Work to do:
Go through the listing below and list every line with "data".
_____
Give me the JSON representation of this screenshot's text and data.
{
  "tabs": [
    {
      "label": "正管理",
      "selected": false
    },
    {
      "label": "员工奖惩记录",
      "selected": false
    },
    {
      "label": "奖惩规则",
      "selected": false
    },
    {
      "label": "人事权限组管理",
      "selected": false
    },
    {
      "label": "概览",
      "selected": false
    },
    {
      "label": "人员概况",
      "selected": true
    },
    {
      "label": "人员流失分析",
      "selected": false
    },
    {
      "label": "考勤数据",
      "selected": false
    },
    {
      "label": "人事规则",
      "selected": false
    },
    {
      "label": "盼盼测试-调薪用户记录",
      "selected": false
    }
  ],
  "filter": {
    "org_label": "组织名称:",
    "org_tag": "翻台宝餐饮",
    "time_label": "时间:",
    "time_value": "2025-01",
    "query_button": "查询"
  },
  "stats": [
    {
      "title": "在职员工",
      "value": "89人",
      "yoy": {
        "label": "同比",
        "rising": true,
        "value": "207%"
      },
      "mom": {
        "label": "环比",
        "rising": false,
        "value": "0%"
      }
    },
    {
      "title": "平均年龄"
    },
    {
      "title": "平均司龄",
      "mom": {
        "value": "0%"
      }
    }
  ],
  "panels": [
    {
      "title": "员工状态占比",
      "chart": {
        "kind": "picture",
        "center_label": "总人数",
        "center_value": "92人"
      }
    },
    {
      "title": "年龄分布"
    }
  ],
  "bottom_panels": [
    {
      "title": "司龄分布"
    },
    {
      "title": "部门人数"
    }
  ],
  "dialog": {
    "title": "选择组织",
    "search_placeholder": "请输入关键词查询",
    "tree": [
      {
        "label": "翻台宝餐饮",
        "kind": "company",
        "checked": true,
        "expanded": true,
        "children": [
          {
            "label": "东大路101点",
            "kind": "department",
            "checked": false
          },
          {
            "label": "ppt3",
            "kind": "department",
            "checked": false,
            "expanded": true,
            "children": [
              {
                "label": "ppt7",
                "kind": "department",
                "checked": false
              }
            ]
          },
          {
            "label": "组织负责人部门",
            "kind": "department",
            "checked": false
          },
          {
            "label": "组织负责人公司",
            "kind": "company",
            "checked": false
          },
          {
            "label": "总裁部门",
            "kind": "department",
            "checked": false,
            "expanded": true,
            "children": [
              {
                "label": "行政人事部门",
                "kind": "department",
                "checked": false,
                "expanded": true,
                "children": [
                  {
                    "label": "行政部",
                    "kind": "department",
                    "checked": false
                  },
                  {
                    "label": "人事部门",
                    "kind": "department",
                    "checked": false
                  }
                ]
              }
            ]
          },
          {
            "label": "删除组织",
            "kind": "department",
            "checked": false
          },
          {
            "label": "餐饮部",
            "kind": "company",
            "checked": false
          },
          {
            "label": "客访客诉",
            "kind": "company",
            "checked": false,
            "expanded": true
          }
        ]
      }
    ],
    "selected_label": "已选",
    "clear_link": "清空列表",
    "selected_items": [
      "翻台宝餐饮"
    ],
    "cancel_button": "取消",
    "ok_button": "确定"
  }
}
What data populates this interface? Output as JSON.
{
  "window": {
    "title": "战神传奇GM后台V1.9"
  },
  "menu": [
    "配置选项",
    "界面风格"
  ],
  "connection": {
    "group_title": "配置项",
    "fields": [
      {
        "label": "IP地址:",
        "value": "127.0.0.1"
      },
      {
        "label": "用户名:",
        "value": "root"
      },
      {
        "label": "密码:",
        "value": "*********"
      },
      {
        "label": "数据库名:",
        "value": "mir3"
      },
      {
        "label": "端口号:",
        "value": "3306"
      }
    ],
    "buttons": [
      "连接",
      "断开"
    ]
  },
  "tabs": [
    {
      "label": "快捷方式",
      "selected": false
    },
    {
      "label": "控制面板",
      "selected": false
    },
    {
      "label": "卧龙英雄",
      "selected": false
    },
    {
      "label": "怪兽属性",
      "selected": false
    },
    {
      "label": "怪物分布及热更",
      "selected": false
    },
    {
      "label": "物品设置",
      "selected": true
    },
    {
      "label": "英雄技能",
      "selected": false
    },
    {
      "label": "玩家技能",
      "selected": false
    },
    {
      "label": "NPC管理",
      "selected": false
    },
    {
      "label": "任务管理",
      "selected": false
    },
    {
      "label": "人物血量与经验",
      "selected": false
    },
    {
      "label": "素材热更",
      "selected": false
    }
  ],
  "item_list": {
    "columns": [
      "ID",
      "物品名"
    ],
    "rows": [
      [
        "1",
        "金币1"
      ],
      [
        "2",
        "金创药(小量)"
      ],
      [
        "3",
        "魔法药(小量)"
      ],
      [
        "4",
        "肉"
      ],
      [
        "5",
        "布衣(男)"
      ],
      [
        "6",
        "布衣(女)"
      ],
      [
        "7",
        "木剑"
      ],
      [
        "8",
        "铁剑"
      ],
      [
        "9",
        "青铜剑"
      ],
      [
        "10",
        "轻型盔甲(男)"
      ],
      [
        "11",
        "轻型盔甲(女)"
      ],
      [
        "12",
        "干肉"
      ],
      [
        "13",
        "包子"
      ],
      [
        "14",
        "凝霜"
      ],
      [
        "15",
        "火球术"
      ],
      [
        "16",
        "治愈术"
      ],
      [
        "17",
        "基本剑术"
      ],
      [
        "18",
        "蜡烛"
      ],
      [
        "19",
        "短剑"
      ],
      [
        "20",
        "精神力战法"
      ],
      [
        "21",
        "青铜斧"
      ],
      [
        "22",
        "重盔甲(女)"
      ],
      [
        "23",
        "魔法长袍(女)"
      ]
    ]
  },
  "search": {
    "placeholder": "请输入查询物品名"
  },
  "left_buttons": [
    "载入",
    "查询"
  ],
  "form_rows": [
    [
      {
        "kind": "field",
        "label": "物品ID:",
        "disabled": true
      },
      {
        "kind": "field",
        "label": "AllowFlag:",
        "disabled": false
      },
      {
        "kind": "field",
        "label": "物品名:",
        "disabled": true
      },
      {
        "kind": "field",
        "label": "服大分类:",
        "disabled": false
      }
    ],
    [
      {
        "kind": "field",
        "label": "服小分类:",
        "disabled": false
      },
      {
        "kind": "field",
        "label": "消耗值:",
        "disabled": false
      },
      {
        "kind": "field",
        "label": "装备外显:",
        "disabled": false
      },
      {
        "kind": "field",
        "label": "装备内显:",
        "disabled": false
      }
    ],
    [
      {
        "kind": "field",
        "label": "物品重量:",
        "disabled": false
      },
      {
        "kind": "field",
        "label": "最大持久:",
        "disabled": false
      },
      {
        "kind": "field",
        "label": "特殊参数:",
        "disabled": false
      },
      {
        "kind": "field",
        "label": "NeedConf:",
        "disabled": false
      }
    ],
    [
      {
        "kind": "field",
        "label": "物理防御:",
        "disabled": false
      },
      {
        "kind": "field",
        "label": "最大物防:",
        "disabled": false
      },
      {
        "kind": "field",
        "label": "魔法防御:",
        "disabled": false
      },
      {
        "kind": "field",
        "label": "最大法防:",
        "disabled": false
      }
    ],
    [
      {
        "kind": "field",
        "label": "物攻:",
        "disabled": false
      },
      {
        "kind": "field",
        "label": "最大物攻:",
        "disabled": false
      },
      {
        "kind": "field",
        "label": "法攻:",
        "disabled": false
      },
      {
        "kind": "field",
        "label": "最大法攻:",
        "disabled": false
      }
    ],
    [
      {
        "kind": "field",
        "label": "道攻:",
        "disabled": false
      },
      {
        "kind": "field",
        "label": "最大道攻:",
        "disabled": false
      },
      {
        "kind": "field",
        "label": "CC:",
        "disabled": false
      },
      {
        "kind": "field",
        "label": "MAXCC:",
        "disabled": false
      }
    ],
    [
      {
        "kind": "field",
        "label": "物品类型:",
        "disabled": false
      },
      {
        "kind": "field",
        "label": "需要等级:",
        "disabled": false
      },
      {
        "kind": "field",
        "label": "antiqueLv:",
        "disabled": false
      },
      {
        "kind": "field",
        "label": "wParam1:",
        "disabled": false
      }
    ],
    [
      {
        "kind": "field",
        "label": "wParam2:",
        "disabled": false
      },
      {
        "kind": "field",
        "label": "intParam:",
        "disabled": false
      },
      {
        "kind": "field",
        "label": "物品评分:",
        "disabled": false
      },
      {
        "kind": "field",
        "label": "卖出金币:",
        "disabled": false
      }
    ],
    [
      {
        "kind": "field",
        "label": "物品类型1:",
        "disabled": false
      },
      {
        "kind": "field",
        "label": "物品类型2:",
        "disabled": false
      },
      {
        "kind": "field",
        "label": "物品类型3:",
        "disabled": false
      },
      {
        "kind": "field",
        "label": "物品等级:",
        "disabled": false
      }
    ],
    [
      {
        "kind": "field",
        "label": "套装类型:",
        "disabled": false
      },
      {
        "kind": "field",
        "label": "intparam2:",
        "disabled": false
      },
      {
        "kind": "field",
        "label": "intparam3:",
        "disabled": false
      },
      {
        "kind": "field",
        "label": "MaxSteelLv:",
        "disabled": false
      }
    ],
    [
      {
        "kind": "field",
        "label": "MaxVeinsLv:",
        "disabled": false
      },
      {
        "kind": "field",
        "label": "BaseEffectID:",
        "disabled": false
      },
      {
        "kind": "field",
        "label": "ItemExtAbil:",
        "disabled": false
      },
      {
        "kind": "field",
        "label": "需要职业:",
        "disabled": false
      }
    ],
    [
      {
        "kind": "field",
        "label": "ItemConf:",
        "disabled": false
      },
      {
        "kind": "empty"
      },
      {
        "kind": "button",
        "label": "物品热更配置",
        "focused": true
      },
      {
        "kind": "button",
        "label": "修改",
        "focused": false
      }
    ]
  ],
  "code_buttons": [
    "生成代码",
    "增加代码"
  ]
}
_____
Solution below:
Give me the JSON representation of this screenshot's text and data.
What data populates this interface? Output as JSON.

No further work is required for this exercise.